>> BEGIN

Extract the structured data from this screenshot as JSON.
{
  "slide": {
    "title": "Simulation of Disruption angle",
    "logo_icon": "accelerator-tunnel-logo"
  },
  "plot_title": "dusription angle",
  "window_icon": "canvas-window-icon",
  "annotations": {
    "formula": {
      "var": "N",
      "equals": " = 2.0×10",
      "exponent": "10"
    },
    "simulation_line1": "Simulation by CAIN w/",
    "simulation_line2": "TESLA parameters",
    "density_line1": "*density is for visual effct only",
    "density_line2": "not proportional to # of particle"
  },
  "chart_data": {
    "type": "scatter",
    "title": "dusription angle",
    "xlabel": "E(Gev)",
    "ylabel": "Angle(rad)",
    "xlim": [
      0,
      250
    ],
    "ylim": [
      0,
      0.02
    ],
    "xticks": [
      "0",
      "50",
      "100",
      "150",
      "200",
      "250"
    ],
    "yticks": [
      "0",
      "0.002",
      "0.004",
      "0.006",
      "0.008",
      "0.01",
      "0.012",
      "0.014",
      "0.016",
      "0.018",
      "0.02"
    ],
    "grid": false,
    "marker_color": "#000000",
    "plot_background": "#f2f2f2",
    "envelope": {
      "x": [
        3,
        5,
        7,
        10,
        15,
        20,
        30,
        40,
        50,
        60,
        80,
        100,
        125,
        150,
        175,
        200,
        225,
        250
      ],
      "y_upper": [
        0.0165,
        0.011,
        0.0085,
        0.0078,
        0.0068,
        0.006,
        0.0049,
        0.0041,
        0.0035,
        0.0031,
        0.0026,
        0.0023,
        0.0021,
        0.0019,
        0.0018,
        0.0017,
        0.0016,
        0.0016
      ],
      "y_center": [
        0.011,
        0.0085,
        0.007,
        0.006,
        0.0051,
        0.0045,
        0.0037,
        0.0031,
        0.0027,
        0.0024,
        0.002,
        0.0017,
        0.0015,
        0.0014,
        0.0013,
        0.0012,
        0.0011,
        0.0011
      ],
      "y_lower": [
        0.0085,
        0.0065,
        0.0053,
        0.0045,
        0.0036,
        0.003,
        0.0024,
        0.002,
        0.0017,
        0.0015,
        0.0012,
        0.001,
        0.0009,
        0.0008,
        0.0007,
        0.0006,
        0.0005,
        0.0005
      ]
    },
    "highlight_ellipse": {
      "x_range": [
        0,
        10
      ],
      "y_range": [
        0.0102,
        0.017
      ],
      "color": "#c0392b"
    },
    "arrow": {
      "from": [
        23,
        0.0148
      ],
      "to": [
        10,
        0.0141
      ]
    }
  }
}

>> END

**WHAT YOU SHOULD DO**:
From the preceding material, extract every line exactly.

**THE RESULT**:
Extract the structured data from this screenshot as JSON.
{
  "slide": {
    "title": "Simulation of Disruption angle",
    "logo_icon": "accelerator-tunnel-logo"
  },
  "plot_title": "dusription angle",
  "window_icon": "canvas-window-icon",
  "annotations": {
    "formula": {
      "var": "N",
      "equals": " = 2.0×10",
      "exponent": "10"
    },
    "simulation_line1": "Simulation by CAIN w/",
    "simulation_line2": "TESLA parameters",
    "density_line1": "*density is for visual effct only",
    "density_line2": "not proportional to # of particle"
  },
  "chart_data": {
    "type": "scatter",
    "title": "dusription angle",
    "xlabel": "E(Gev)",
    "ylabel": "Angle(rad)",
    "xlim": [
      0,
      250
    ],
    "ylim": [
      0,
      0.02
    ],
    "xticks": [
      "0",
      "50",
      "100",
      "150",
      "200",
      "250"
    ],
    "yticks": [
      "0",
      "0.002",
      "0.004",
      "0.006",
      "0.008",
      "0.01",
      "0.012",
      "0.014",
      "0.016",
      "0.018",
      "0.02"
    ],
    "grid": false,
    "marker_color": "#000000",
    "plot_background": "#f2f2f2",
    "envelope": {
      "x": [
        3,
        5,
        7,
        10,
        15,
        20,
        30,
        40,
        50,
        60,
        80,
        100,
        125,
        150,
        175,
        200,
        225,
        250
      ],
      "y_upper": [
        0.0165,
        0.011,
        0.0085,
        0.0078,
        0.0068,
        0.006,
        0.0049,
        0.0041,
        0.0035,
        0.0031,
        0.0026,
        0.0023,
        0.0021,
        0.0019,
        0.0018,
        0.0017,
        0.0016,
        0.0016
      ],
      "y_center": [
        0.011,
        0.0085,
        0.007,
        0.006,
        0.0051,
        0.0045,
        0.0037,
        0.0031,
        0.0027,
        0.0024,
        0.002,
        0.0017,
        0.0015,
        0.0014,
        0.0013,
        0.0012,
        0.0011,
        0.0011
      ],
      "y_lower": [
        0.0085,
        0.0065,
        0.0053,
        0.0045,
        0.0036,
        0.003,
        0.0024,
        0.002,
        0.0017,
        0.0015,
        0.0012,
        0.001,
        0.0009,
        0.0008,
        0.0007,
        0.0006,
        0.0005,
        0.0005
      ]
    },
    "highlight_ellipse": {
      "x_range": [
        0,
        10
      ],
      "y_range": [
        0.0102,
        0.017
      ],
      "color": "#c0392b"
    },
    "arrow": {
      "from": [
        23,
        0.0148
      ],
      "to": [
        10,
        0.0141
      ]
    }
  }
}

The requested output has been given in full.